▶ _Exercise brief_: Reproduce each record below exactly as written.

▶ _Task material_:
━━━━━━━━━━━━━━━━━━━━━━━━━━━━━━
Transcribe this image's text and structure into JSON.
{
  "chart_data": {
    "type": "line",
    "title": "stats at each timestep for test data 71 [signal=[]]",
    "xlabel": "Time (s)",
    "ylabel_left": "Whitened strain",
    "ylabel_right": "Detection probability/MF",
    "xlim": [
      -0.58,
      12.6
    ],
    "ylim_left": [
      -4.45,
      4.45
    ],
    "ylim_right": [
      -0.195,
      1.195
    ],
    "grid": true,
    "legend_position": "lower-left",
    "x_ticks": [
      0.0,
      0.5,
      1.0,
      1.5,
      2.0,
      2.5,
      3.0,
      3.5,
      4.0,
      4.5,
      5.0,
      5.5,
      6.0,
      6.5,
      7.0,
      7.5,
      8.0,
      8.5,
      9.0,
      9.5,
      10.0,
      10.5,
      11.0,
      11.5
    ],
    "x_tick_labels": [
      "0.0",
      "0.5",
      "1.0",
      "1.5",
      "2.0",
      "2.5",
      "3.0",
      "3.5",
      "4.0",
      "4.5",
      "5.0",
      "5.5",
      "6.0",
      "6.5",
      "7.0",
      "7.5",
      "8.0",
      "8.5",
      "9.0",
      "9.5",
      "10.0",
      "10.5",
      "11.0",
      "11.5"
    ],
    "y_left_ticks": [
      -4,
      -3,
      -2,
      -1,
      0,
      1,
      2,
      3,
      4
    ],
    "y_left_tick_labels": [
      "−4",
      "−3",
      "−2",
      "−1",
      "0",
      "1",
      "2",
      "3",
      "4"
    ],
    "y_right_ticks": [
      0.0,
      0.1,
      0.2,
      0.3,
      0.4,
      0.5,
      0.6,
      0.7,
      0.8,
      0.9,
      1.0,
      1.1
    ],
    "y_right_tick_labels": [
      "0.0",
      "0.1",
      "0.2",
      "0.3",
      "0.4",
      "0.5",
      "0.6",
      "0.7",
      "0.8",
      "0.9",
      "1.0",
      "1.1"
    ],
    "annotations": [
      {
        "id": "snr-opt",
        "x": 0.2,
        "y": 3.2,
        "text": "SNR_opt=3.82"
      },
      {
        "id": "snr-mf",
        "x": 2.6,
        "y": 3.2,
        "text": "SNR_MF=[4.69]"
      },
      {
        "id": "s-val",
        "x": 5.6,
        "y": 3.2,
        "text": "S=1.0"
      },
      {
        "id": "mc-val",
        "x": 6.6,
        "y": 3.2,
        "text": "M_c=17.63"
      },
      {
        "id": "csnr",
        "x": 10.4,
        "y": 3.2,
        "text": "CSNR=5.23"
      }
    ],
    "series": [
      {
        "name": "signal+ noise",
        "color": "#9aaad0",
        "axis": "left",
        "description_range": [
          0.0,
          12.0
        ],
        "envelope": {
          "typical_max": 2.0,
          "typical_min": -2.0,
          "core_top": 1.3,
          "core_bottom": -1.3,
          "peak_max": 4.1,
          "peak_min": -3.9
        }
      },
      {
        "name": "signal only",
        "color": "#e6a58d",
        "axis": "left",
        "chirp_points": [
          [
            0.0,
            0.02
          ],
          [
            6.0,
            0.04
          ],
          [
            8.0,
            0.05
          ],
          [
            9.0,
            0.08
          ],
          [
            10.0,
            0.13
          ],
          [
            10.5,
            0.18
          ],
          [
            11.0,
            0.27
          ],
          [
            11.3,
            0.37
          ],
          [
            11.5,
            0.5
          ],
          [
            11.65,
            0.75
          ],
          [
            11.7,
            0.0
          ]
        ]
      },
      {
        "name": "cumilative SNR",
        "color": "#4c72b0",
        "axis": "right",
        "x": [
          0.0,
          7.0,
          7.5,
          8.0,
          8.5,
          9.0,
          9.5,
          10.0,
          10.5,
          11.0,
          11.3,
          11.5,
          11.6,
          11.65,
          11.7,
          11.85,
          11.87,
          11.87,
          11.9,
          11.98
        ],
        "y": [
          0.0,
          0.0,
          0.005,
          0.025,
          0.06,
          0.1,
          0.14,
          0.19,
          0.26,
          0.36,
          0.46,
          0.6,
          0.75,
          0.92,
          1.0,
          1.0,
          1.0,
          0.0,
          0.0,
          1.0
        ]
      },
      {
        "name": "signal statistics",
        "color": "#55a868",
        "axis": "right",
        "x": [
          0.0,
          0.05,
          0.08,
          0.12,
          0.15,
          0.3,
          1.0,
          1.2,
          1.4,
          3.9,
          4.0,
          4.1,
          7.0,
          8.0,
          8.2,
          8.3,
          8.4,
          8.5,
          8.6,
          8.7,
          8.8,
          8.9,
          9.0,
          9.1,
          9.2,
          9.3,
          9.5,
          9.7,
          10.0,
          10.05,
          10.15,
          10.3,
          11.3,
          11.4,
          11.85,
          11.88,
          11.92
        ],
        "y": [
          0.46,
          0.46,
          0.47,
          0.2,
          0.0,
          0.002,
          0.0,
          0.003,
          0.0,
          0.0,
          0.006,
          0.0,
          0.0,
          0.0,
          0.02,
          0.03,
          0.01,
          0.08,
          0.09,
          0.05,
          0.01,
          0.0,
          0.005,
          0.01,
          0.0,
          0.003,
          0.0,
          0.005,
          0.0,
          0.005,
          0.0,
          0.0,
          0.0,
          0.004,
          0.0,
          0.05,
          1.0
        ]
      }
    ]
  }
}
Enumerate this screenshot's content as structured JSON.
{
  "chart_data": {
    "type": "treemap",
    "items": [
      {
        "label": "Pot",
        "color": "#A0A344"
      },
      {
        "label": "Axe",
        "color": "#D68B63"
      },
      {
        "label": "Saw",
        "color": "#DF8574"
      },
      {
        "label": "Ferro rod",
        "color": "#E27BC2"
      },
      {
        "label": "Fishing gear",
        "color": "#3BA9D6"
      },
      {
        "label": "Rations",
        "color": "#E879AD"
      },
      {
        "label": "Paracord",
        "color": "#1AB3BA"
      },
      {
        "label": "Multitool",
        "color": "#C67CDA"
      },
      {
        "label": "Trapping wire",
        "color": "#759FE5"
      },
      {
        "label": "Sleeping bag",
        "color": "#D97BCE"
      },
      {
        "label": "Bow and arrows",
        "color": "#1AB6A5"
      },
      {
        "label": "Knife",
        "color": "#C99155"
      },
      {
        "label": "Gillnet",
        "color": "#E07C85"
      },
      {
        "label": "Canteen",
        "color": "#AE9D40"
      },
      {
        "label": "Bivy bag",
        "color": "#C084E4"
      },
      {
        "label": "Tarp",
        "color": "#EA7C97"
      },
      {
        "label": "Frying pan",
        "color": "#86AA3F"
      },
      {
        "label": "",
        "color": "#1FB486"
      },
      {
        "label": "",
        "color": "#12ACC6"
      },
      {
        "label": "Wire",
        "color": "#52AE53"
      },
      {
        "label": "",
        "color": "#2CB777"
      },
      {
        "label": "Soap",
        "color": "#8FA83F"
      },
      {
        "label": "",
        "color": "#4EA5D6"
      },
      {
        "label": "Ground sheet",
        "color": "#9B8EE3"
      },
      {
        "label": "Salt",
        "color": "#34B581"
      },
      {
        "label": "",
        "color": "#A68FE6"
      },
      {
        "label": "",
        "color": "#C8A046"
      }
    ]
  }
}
━━━━━━━━━━━━━━━━━━━━━━━━━━━━━━
▶ _Completed task_:
Transcribe this image's text and structure into JSON.
{
  "chart_data": {
    "type": "line",
    "title": "stats at each timestep for test data 71 [signal=[]]",
    "xlabel": "Time (s)",
    "ylabel_left": "Whitened strain",
    "ylabel_right": "Detection probability/MF",
    "xlim": [
      -0.58,
      12.6
    ],
    "ylim_left": [
      -4.45,
      4.45
    ],
    "ylim_right": [
      -0.195,
      1.195
    ],
    "grid": true,
    "legend_position": "lower-left",
    "x_ticks": [
      0.0,
      0.5,
      1.0,
      1.5,
      2.0,
      2.5,
      3.0,
      3.5,
      4.0,
      4.5,
      5.0,
      5.5,
      6.0,
      6.5,
      7.0,
      7.5,
      8.0,
      8.5,
      9.0,
      9.5,
      10.0,
      10.5,
      11.0,
      11.5
    ],
    "x_tick_labels": [
      "0.0",
      "0.5",
      "1.0",
      "1.5",
      "2.0",
      "2.5",
      "3.0",
      "3.5",
      "4.0",
      "4.5",
      "5.0",
      "5.5",
      "6.0",
      "6.5",
      "7.0",
      "7.5",
      "8.0",
      "8.5",
      "9.0",
      "9.5",
      "10.0",
      "10.5",
      "11.0",
      "11.5"
    ],
    "y_left_ticks": [
      -4,
      -3,
      -2,
      -1,
      0,
      1,
      2,
      3,
      4
    ],
    "y_left_tick_labels": [
      "−4",
      "−3",
      "−2",
      "−1",
      "0",
      "1",
      "2",
      "3",
      "4"
    ],
    "y_right_ticks": [
      0.0,
      0.1,
      0.2,
      0.3,
      0.4,
      0.5,
      0.6,
      0.7,
      0.8,
      0.9,
      1.0,
      1.1
    ],
    "y_right_tick_labels": [
      "0.0",
      "0.1",
      "0.2",
      "0.3",
      "0.4",
      "0.5",
      "0.6",
      "0.7",
      "0.8",
      "0.9",
      "1.0",
      "1.1"
    ],
    "annotations": [
      {
        "id": "snr-opt",
        "x": 0.2,
        "y": 3.2,
        "text": "SNR_opt=3.82"
      },
      {
        "id": "snr-mf",
        "x": 2.6,
        "y": 3.2,
        "text": "SNR_MF=[4.69]"
      },
      {
        "id": "s-val",
        "x": 5.6,
        "y": 3.2,
        "text": "S=1.0"
      },
      {
        "id": "mc-val",
        "x": 6.6,
        "y": 3.2,
        "text": "M_c=17.63"
      },
      {
        "id": "csnr",
        "x": 10.4,
        "y": 3.2,
        "text": "CSNR=5.23"
      }
    ],
    "series": [
      {
        "name": "signal+ noise",
        "color": "#9aaad0",
        "axis": "left",
        "description_range": [
          0.0,
          12.0
        ],
        "envelope": {
          "typical_max": 2.0,
          "typical_min": -2.0,
          "core_top": 1.3,
          "core_bottom": -1.3,
          "peak_max": 4.1,
          "peak_min": -3.9
        }
      },
      {
        "name": "signal only",
        "color": "#e6a58d",
        "axis": "left",
        "chirp_points": [
          [
            0.0,
            0.02
          ],
          [
            6.0,
            0.04
          ],
          [
            8.0,
            0.05
          ],
          [
            9.0,
            0.08
          ],
          [
            10.0,
            0.13
          ],
          [
            10.5,
            0.18
          ],
          [
            11.0,
            0.27
          ],
          [
            11.3,
            0.37
          ],
          [
            11.5,
            0.5
          ],
          [
            11.65,
            0.75
          ],
          [
            11.7,
            0.0
          ]
        ]
      },
      {
        "name": "cumilative SNR",
        "color": "#4c72b0",
        "axis": "right",
        "x": [
          0.0,
          7.0,
          7.5,
          8.0,
          8.5,
          9.0,
          9.5,
          10.0,
          10.5,
          11.0,
          11.3,
          11.5,
          11.6,
          11.65,
          11.7,
          11.85,
          11.87,
          11.87,
          11.9,
          11.98
        ],
        "y": [
          0.0,
          0.0,
          0.005,
          0.025,
          0.06,
          0.1,
          0.14,
          0.19,
          0.26,
          0.36,
          0.46,
          0.6,
          0.75,
          0.92,
          1.0,
          1.0,
          1.0,
          0.0,
          0.0,
          1.0
        ]
      },
      {
        "name": "signal statistics",
        "color": "#55a868",
        "axis": "right",
        "x": [
          0.0,
          0.05,
          0.08,
          0.12,
          0.15,
          0.3,
          1.0,
          1.2,
          1.4,
          3.9,
          4.0,
          4.1,
          7.0,
          8.0,
          8.2,
          8.3,
          8.4,
          8.5,
          8.6,
          8.7,
          8.8,
          8.9,
          9.0,
          9.1,
          9.2,
          9.3,
          9.5,
          9.7,
          10.0,
          10.05,
          10.15,
          10.3,
          11.3,
          11.4,
          11.85,
          11.88,
          11.92
        ],
        "y": [
          0.46,
          0.46,
          0.47,
          0.2,
          0.0,
          0.002,
          0.0,
          0.003,
          0.0,
          0.0,
          0.006,
          0.0,
          0.0,
          0.0,
          0.02,
          0.03,
          0.01,
          0.08,
          0.09,
          0.05,
          0.01,
          0.0,
          0.005,
          0.01,
          0.0,
          0.003,
          0.0,
          0.005,
          0.0,
          0.005,
          0.0,
          0.0,
          0.0,
          0.004,
          0.0,
          0.05,
          1.0
        ]
      }
    ]
  }
}
Enumerate this screenshot's content as structured JSON.
{
  "chart_data": {
    "type": "treemap",
    "items": [
      {
        "label": "Pot",
        "color": "#A0A344"
      },
      {
        "label": "Axe",
        "color": "#D68B63"
      },
      {
        "label": "Saw",
        "color": "#DF8574"
      },
      {
        "label": "Ferro rod",
        "color": "#E27BC2"
      },
      {
        "label": "Fishing gear",
        "color": "#3BA9D6"
      },
      {
        "label": "Rations",
        "color": "#E879AD"
      },
      {
        "label": "Paracord",
        "color": "#1AB3BA"
      },
      {
        "label": "Multitool",
        "color": "#C67CDA"
      },
      {
        "label": "Trapping wire",
        "color": "#759FE5"
      },
      {
        "label": "Sleeping bag",
        "color": "#D97BCE"
      },
      {
        "label": "Bow and arrows",
        "color": "#1AB6A5"
      },
      {
        "label": "Knife",
        "color": "#C99155"
      },
      {
        "label": "Gillnet",
        "color": "#E07C85"
      },
      {
        "label": "Canteen",
        "color": "#AE9D40"
      },
      {
        "label": "Bivy bag",
        "color": "#C084E4"
      },
      {
        "label": "Tarp",
        "color": "#EA7C97"
      },
      {
        "label": "Frying pan",
        "color": "#86AA3F"
      },
      {
        "label": "",
        "color": "#1FB486"
      },
      {
        "label": "",
        "color": "#12ACC6"
      },
      {
        "label": "Wire",
        "color": "#52AE53"
      },
      {
        "label": "",
        "color": "#2CB777"
      },
      {
        "label": "Soap",
        "color": "#8FA83F"
      },
      {
        "label": "",
        "color": "#4EA5D6"
      },
      {
        "label": "Ground sheet",
        "color": "#9B8EE3"
      },
      {
        "label": "Salt",
        "color": "#34B581"
      },
      {
        "label": "",
        "color": "#A68FE6"
      },
      {
        "label": "",
        "color": "#C8A046"
      }
    ]
  }
}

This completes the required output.